> **Task goal**:
Among the lines of this listing, determine how many contain the string "beam". Answer with the number only.

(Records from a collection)
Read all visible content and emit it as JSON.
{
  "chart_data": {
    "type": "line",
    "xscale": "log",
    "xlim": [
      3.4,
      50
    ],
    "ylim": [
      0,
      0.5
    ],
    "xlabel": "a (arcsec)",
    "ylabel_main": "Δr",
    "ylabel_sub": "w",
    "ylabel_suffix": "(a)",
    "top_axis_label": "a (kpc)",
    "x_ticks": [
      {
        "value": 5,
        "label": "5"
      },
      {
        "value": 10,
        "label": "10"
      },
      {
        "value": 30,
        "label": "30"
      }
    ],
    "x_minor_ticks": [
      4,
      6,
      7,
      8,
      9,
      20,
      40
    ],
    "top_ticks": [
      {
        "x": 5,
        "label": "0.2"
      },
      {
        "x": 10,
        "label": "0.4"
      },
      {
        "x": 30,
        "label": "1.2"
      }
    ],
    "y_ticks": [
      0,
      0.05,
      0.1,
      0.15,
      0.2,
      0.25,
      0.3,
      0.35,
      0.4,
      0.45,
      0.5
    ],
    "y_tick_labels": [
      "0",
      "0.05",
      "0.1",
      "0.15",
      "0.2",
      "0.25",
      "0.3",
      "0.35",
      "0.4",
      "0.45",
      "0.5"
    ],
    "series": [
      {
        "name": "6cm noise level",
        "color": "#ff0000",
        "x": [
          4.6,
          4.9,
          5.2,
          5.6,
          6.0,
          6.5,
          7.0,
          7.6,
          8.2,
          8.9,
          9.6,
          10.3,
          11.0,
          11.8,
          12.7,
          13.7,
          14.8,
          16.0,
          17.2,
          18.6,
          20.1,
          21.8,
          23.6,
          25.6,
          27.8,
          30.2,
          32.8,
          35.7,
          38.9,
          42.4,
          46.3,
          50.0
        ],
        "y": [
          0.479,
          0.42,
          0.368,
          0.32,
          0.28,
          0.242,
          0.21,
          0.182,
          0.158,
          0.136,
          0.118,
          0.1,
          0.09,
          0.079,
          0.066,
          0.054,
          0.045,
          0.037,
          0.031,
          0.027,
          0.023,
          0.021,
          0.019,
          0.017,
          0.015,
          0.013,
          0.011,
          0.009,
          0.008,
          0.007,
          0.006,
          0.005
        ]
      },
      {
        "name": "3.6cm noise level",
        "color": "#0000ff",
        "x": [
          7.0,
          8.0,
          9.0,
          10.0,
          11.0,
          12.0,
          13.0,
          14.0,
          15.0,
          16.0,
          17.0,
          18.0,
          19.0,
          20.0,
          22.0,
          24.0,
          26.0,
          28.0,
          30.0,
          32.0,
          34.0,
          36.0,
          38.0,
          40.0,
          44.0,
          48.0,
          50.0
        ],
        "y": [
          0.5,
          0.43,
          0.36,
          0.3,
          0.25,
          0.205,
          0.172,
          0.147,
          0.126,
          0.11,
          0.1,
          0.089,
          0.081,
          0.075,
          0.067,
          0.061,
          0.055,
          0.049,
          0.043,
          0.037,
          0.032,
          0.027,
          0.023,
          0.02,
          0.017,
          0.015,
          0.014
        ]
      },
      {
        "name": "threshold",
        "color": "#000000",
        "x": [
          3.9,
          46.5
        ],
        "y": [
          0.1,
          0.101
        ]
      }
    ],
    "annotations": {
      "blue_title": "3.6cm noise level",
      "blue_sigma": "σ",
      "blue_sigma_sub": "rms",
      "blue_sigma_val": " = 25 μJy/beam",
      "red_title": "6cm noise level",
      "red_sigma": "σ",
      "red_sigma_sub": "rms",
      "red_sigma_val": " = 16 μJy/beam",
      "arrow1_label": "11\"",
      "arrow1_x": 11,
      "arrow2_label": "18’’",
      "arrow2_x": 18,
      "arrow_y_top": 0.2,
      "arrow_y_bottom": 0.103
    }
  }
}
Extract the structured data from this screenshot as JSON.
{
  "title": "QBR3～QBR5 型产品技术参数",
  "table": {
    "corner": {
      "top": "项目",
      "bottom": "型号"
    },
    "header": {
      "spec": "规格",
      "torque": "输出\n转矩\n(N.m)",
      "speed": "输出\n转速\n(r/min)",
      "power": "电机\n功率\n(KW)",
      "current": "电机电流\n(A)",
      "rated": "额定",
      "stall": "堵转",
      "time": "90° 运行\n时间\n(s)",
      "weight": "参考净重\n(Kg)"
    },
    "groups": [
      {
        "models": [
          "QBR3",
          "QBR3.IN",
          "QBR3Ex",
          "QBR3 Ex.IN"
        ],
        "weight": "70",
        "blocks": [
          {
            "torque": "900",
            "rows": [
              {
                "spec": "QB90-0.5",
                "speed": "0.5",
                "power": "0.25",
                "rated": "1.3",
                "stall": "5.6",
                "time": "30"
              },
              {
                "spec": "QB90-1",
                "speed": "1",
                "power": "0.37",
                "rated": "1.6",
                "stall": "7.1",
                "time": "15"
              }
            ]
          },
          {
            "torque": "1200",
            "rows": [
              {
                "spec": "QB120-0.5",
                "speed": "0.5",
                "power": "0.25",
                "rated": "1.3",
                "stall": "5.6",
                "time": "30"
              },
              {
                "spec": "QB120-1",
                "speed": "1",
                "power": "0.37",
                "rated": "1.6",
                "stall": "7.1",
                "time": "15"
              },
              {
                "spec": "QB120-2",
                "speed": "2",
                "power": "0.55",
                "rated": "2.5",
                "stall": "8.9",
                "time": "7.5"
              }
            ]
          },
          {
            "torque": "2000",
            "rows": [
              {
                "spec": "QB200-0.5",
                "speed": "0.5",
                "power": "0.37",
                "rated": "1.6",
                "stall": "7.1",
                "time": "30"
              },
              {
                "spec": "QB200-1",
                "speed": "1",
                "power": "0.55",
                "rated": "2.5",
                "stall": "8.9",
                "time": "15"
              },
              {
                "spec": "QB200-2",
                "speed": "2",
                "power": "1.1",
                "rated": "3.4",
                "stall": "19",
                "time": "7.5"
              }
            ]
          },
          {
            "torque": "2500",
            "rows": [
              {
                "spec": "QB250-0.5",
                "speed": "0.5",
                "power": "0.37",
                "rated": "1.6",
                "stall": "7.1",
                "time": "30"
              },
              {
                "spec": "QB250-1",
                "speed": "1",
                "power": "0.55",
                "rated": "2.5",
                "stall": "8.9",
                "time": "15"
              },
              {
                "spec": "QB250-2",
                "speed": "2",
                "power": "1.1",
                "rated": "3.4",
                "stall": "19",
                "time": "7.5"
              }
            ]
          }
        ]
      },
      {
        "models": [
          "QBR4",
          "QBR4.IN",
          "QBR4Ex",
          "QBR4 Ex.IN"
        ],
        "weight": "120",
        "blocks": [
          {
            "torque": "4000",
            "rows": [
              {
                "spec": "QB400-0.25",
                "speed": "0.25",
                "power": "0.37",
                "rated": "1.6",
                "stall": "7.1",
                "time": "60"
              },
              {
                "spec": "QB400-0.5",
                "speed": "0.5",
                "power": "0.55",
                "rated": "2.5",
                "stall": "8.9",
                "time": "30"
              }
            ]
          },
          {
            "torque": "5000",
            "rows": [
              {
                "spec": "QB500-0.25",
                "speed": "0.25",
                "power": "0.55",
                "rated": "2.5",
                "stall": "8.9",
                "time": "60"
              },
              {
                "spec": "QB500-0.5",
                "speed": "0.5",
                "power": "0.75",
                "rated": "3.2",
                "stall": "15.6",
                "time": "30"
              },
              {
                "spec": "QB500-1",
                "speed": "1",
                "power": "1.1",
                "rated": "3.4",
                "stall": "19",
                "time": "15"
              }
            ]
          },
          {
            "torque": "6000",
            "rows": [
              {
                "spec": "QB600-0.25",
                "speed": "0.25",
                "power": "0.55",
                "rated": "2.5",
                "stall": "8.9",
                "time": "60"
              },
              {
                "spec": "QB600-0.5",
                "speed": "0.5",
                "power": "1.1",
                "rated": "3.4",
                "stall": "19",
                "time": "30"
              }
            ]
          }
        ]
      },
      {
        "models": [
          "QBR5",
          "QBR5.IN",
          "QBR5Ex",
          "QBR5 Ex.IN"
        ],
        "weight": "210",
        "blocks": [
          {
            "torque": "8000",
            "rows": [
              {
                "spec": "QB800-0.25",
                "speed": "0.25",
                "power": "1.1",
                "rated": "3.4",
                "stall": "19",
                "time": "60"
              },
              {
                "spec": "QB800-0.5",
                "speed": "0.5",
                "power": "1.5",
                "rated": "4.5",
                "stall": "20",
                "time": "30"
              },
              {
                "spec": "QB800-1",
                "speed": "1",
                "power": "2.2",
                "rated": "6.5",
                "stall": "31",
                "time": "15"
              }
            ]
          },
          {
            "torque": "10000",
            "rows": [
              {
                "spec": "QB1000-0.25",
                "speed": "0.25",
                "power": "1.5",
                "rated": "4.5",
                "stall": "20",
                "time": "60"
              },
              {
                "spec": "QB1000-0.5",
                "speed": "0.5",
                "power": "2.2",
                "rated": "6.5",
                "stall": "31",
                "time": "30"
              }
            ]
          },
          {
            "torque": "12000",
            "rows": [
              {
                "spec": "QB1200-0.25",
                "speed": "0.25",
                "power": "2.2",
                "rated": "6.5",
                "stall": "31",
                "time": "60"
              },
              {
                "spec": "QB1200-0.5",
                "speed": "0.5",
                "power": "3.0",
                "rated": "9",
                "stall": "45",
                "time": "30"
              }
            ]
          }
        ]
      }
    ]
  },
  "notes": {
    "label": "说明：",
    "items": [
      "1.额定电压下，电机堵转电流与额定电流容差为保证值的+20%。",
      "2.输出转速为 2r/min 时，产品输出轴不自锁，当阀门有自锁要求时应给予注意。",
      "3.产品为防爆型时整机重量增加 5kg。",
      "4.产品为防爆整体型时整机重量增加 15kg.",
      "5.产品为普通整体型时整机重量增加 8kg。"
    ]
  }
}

> **Final result**:
2